Your task ->
Report every line from the material that contains the word "people".

Source records ->
==================================================

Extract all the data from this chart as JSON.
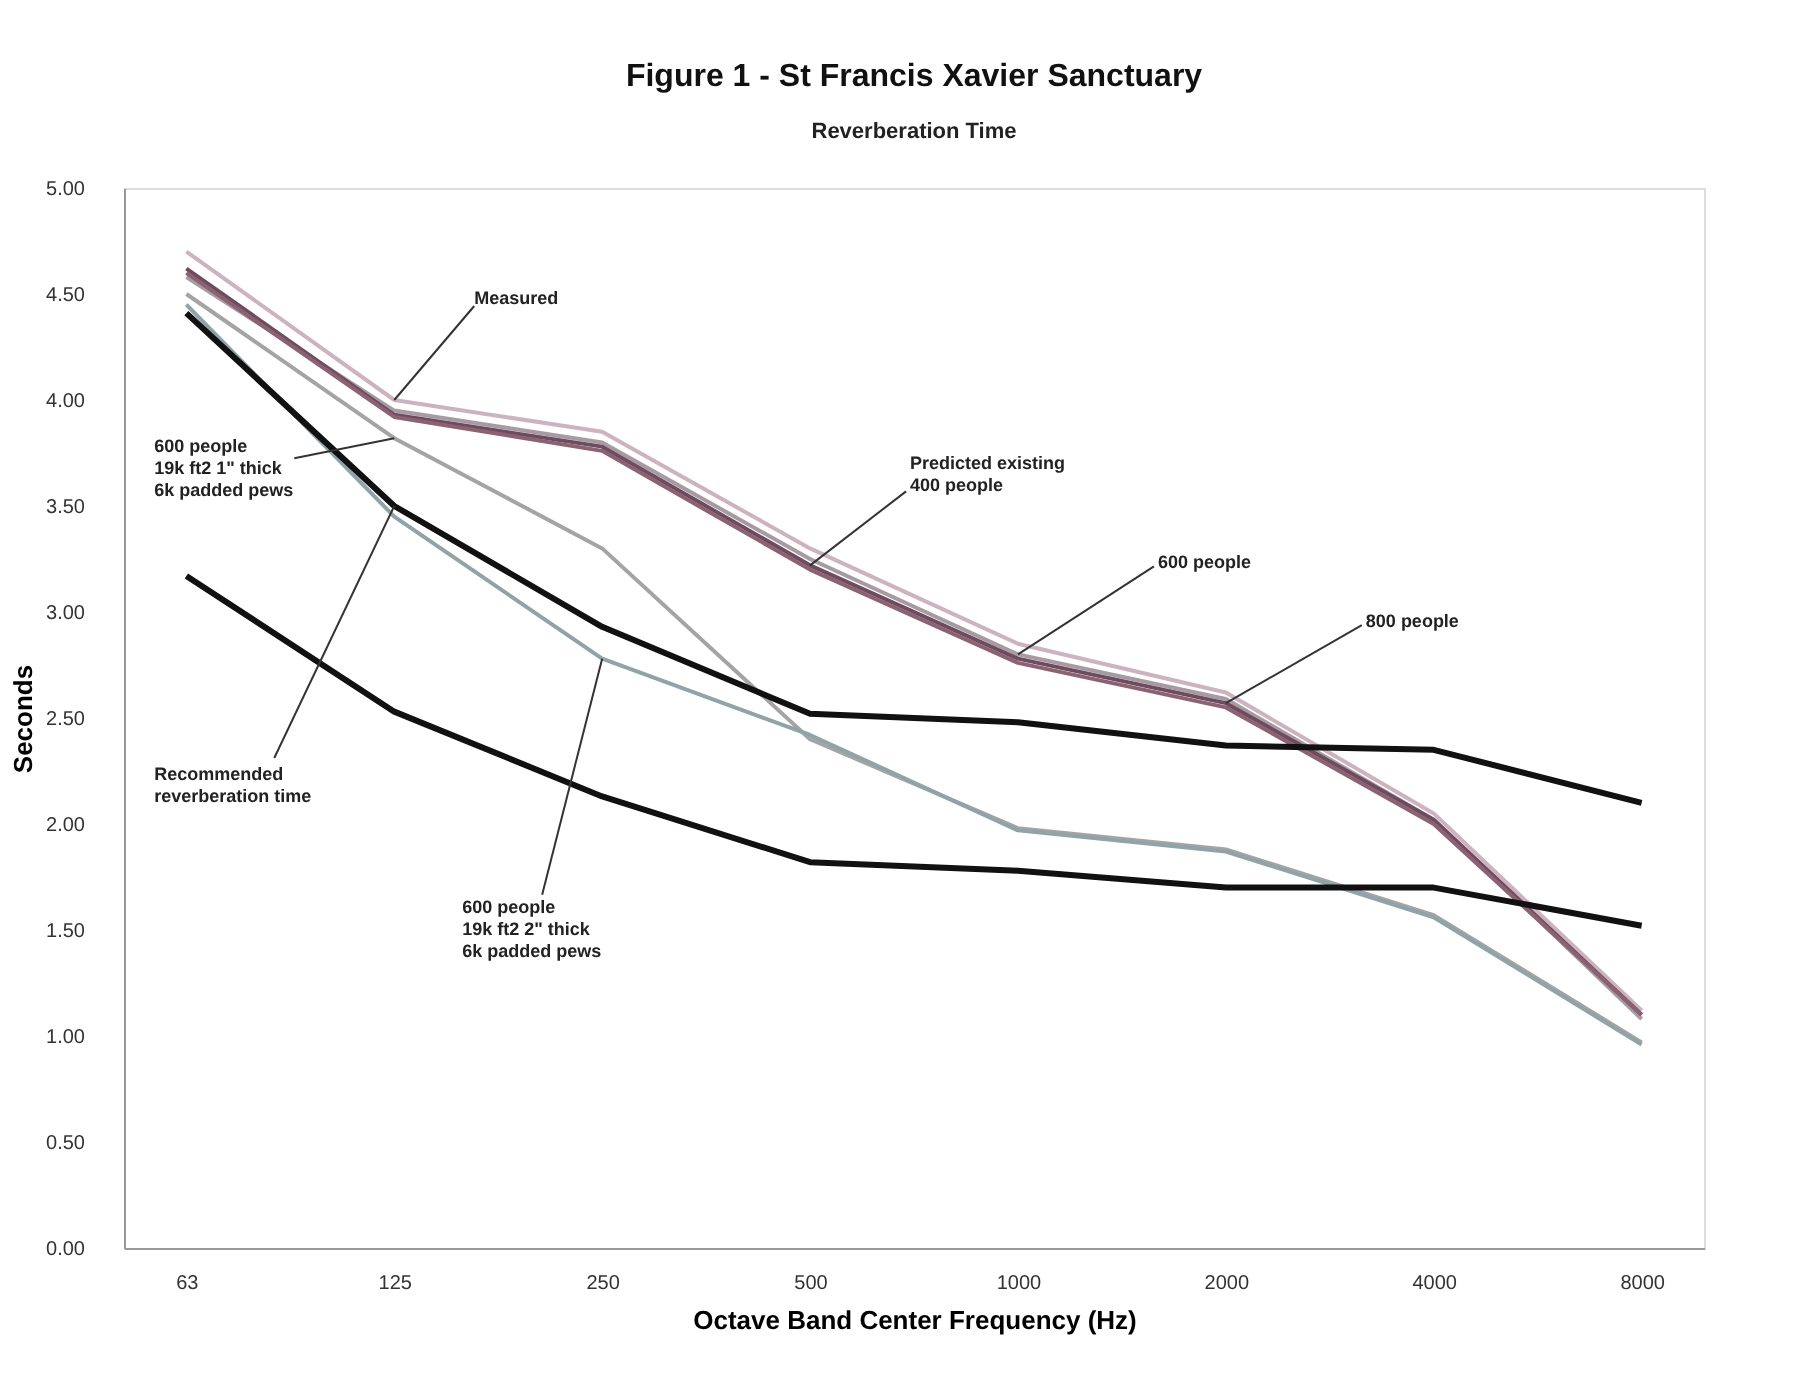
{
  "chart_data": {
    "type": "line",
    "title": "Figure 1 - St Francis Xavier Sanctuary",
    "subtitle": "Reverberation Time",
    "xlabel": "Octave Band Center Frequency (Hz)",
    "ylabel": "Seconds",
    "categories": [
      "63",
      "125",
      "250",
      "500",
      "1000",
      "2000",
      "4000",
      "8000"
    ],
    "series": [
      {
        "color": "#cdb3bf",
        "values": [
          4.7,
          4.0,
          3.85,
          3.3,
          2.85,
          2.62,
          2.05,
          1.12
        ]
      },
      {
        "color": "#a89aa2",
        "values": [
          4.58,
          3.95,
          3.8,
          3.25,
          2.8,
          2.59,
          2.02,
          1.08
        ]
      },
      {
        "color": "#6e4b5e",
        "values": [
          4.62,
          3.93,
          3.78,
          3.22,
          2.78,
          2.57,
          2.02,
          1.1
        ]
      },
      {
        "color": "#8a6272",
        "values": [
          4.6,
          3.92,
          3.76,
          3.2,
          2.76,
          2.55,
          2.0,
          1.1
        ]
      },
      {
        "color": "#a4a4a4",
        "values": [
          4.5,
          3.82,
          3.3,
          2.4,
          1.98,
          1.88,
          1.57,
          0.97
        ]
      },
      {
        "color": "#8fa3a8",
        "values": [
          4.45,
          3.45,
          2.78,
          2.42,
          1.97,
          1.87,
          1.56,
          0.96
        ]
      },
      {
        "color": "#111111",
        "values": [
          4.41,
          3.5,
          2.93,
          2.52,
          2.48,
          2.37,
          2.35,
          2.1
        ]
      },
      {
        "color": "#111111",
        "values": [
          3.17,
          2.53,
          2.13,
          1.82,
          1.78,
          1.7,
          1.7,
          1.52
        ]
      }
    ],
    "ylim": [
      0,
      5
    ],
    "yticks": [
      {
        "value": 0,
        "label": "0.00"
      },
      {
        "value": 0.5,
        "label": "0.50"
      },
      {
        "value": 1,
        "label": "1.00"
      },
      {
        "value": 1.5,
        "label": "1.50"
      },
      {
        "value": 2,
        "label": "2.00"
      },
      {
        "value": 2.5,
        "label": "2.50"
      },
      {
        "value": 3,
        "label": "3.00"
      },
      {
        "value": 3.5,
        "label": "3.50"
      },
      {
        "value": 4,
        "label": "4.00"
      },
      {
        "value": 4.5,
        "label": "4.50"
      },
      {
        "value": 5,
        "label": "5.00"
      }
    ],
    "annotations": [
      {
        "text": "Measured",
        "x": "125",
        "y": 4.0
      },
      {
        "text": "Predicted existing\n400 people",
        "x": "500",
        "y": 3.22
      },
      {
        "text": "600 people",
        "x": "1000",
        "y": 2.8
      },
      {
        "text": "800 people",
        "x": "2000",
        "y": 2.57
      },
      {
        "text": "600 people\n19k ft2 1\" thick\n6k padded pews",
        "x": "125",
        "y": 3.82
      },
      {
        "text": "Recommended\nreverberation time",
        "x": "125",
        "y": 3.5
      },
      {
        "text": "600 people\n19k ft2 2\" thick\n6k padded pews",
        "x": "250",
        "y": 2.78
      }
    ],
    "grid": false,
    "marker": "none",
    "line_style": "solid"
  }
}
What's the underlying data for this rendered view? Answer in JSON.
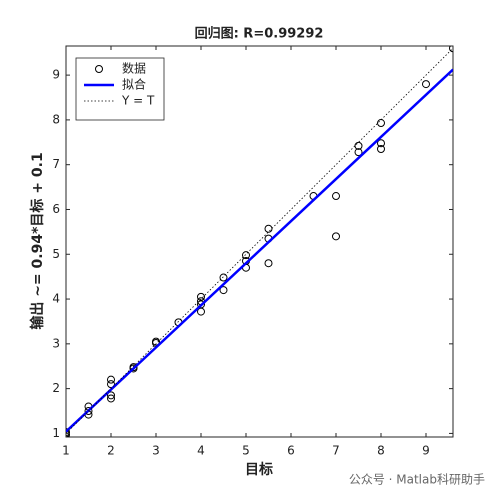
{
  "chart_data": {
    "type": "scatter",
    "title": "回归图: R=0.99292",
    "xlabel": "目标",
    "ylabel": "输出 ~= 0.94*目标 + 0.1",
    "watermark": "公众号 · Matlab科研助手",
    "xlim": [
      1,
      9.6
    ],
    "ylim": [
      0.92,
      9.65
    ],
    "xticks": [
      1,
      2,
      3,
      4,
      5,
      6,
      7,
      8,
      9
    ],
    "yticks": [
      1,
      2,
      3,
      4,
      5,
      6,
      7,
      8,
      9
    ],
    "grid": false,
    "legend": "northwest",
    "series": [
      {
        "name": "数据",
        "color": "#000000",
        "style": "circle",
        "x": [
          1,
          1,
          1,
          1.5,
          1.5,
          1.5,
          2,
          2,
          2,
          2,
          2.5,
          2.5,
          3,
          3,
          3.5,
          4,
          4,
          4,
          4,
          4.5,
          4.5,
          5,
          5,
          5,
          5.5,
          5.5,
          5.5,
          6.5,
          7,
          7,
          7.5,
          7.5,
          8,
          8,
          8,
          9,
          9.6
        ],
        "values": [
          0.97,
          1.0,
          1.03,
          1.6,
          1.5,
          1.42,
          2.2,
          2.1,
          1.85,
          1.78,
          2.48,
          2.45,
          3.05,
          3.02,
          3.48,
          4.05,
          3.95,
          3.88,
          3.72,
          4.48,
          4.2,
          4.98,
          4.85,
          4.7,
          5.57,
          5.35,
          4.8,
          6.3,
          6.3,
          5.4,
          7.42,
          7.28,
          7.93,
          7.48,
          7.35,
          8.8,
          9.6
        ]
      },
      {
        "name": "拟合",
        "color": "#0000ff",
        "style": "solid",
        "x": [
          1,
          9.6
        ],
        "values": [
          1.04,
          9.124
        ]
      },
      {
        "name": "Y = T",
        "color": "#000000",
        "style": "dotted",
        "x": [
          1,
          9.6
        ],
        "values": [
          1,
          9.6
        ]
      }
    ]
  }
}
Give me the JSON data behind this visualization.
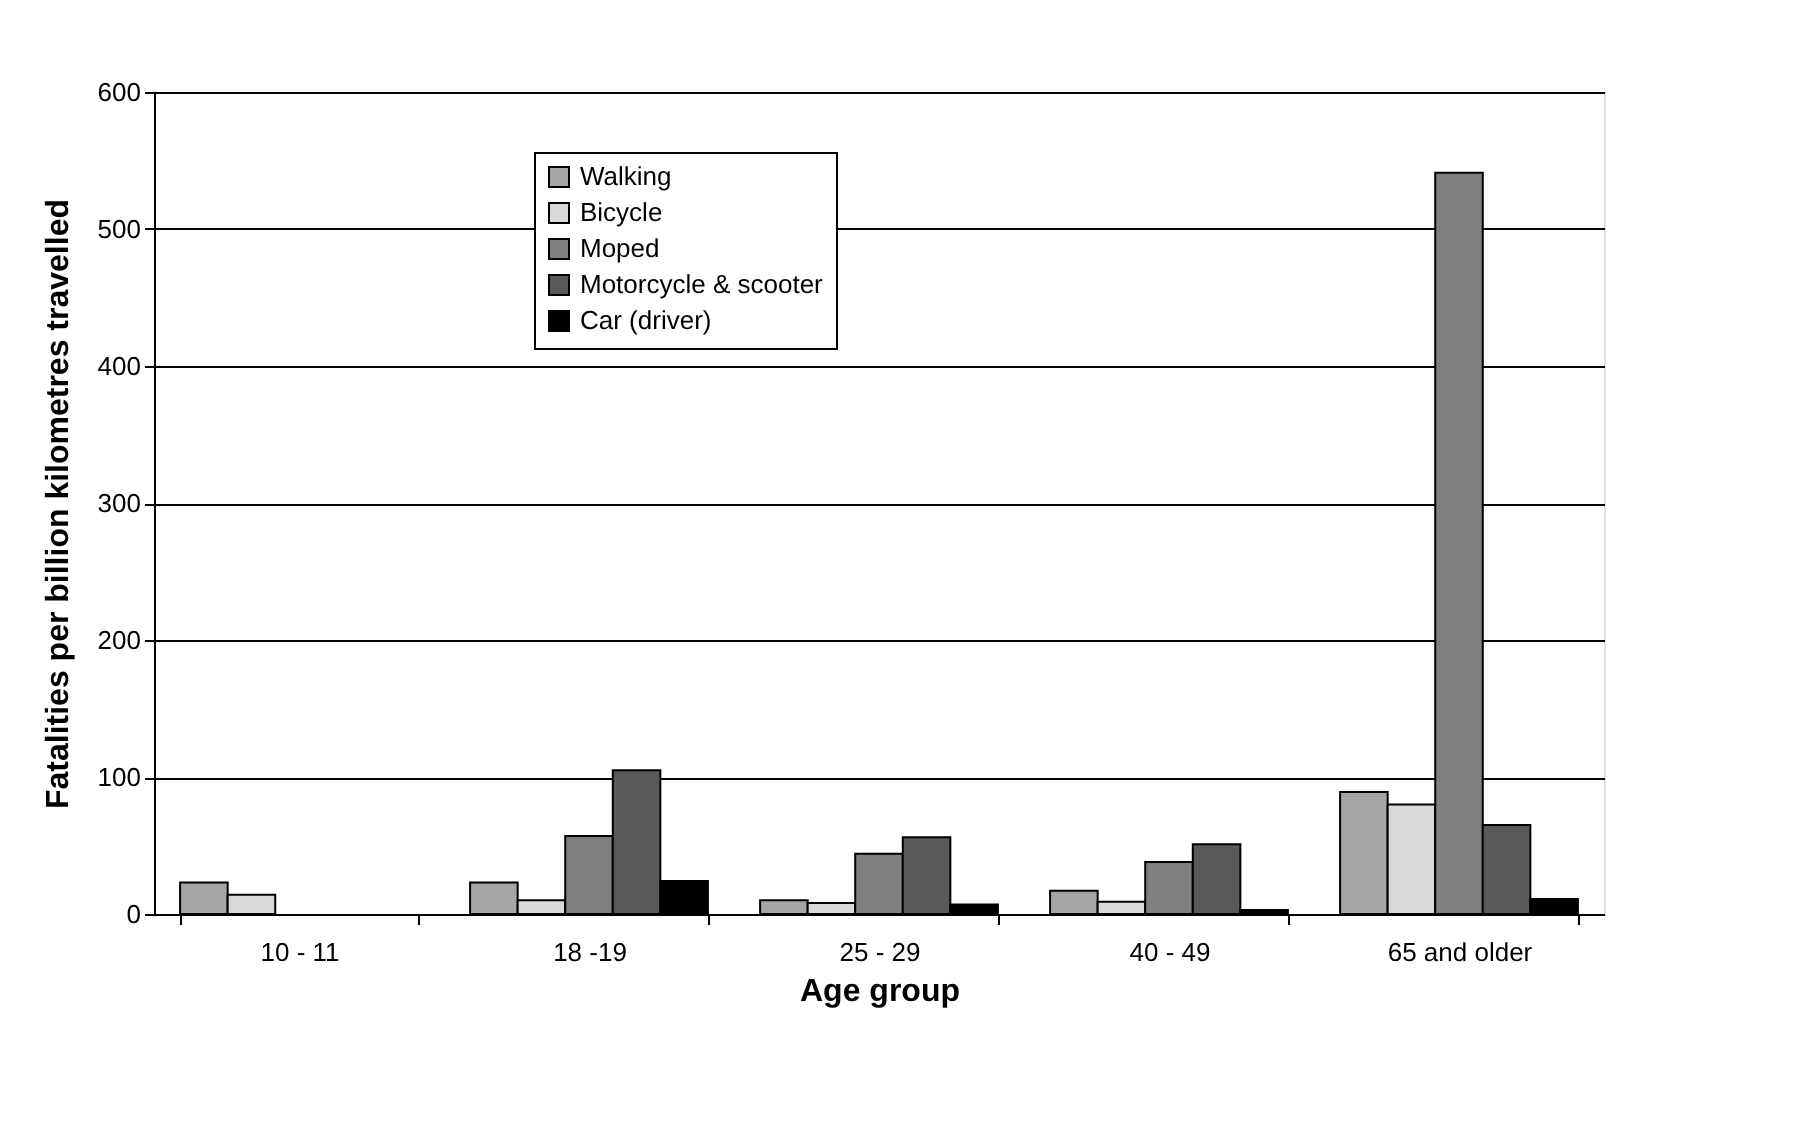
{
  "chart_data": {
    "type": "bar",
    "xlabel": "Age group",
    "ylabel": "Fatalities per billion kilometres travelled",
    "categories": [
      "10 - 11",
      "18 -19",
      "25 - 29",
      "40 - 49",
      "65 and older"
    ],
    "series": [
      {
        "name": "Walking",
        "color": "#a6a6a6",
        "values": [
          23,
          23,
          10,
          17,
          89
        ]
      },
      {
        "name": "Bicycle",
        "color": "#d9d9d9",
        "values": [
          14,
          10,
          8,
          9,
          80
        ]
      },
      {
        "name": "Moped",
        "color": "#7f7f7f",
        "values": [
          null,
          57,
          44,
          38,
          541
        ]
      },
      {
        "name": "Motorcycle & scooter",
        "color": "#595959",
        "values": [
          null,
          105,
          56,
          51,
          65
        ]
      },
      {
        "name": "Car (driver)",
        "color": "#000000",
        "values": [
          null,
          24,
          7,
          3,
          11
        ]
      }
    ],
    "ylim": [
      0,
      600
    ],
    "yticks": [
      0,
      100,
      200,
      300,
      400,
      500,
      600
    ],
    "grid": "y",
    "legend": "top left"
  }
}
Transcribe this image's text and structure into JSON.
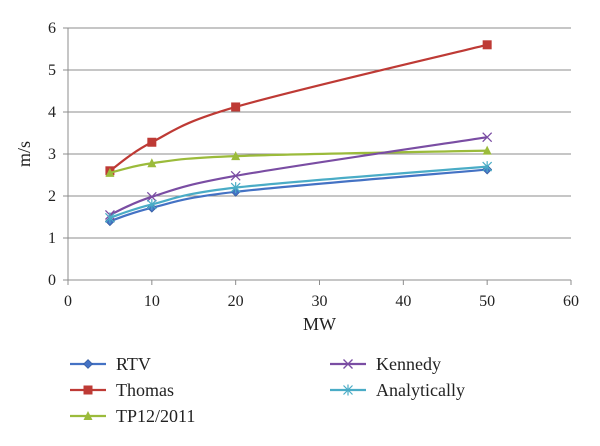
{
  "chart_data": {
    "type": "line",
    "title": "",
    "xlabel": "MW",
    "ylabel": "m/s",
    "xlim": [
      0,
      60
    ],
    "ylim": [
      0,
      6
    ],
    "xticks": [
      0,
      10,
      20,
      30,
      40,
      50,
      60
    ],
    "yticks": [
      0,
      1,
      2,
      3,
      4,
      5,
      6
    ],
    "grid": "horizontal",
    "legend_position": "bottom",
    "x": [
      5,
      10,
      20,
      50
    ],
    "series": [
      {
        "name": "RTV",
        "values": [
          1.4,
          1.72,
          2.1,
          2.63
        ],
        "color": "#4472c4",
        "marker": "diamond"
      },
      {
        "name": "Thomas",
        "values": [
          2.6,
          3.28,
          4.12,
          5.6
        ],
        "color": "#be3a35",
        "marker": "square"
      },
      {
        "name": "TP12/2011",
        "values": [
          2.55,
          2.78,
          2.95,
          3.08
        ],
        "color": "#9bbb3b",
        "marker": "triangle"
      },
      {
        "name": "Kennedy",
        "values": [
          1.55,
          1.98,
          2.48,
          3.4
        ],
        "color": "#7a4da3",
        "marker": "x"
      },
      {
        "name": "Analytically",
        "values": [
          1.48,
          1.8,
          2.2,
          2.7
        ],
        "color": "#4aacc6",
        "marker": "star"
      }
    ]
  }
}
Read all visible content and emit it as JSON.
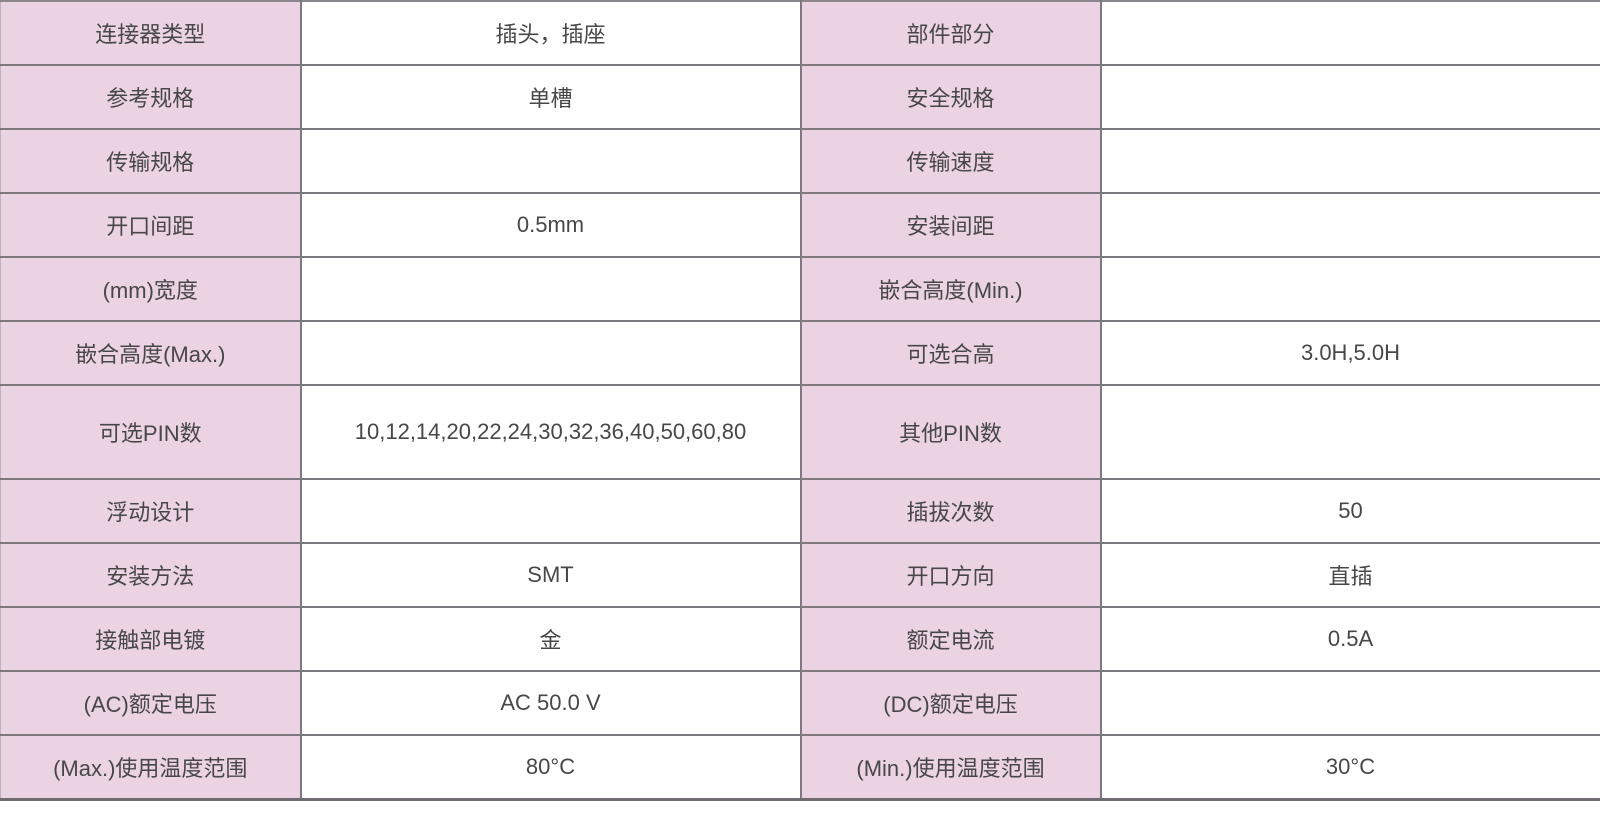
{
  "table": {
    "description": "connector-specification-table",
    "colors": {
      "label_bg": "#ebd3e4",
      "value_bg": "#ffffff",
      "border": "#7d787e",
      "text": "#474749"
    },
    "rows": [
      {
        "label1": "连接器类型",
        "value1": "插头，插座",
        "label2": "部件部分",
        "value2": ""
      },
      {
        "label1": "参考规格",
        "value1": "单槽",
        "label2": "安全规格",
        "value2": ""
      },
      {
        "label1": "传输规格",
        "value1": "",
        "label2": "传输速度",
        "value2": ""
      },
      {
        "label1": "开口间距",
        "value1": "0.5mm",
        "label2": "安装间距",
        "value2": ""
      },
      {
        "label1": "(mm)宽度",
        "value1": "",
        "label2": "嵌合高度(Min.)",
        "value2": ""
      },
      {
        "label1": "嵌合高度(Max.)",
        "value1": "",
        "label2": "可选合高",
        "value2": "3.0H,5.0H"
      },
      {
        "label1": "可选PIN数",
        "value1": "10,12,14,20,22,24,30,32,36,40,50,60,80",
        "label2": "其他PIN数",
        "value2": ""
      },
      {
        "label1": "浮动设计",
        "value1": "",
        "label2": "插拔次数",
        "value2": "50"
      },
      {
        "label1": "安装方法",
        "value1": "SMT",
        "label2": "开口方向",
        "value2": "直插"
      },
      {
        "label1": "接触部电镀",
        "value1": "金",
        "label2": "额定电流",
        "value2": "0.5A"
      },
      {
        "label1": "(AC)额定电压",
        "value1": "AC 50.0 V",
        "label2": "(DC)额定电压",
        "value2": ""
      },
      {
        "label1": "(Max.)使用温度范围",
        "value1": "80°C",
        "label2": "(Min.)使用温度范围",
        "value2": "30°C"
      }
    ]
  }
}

==================================================

Result below ->
        "text": "Predicted existing\n400 people",
        "text": "600 people",
        "text": "800 people",
        "text": "600 people\n19k ft2 1\" thick\n6k padded pews",
        "text": "600 people\n19k ft2 2\" thick\n6k padded pews",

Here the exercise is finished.